__Records to process__:
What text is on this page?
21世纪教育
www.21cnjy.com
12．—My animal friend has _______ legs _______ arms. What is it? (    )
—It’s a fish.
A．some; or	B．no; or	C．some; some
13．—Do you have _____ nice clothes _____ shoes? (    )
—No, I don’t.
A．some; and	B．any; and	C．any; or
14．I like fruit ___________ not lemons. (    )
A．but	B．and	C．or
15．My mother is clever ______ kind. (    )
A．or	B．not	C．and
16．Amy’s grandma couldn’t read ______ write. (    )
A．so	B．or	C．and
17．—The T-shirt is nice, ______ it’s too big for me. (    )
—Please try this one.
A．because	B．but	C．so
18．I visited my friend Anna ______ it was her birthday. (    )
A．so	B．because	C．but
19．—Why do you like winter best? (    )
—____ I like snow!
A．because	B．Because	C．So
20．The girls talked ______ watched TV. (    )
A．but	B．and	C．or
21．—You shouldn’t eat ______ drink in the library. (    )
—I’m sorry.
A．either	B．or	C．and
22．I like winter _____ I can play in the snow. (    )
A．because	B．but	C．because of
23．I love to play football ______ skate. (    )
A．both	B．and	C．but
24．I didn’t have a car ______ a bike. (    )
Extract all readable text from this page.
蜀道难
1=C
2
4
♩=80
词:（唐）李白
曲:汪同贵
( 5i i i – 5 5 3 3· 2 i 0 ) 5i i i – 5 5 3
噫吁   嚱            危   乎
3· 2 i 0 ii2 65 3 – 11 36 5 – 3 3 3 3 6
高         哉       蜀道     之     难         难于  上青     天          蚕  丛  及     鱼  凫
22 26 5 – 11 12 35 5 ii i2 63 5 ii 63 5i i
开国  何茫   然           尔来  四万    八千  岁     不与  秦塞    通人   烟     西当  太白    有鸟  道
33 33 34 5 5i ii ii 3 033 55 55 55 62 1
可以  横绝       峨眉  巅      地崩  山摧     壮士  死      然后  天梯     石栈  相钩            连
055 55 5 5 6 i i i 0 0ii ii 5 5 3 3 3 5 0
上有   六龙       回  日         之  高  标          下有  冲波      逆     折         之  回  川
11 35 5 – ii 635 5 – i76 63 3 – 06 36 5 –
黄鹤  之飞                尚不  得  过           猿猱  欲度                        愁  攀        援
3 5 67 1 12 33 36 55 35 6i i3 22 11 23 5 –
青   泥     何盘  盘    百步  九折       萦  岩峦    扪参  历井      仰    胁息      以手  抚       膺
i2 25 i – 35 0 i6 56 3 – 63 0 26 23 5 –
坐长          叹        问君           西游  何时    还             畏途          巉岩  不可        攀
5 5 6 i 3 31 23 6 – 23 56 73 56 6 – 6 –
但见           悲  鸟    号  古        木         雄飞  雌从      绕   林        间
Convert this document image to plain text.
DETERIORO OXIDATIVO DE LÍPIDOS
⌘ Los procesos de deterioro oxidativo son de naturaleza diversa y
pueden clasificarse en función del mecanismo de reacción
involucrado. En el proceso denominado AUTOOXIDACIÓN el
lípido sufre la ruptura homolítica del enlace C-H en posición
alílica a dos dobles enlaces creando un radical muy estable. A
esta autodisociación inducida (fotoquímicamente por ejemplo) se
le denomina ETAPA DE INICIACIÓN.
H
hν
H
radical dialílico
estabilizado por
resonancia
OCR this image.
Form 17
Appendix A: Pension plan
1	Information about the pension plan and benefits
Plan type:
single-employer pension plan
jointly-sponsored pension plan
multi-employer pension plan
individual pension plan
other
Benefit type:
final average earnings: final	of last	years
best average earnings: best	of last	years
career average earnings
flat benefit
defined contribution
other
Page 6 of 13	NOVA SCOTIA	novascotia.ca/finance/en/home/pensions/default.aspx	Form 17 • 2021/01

__Instructions for the task__:
Search the entries for the string "image" and collect each line that has it.

__Exercise response__:
Convert this document image to plain text.
OCR this image.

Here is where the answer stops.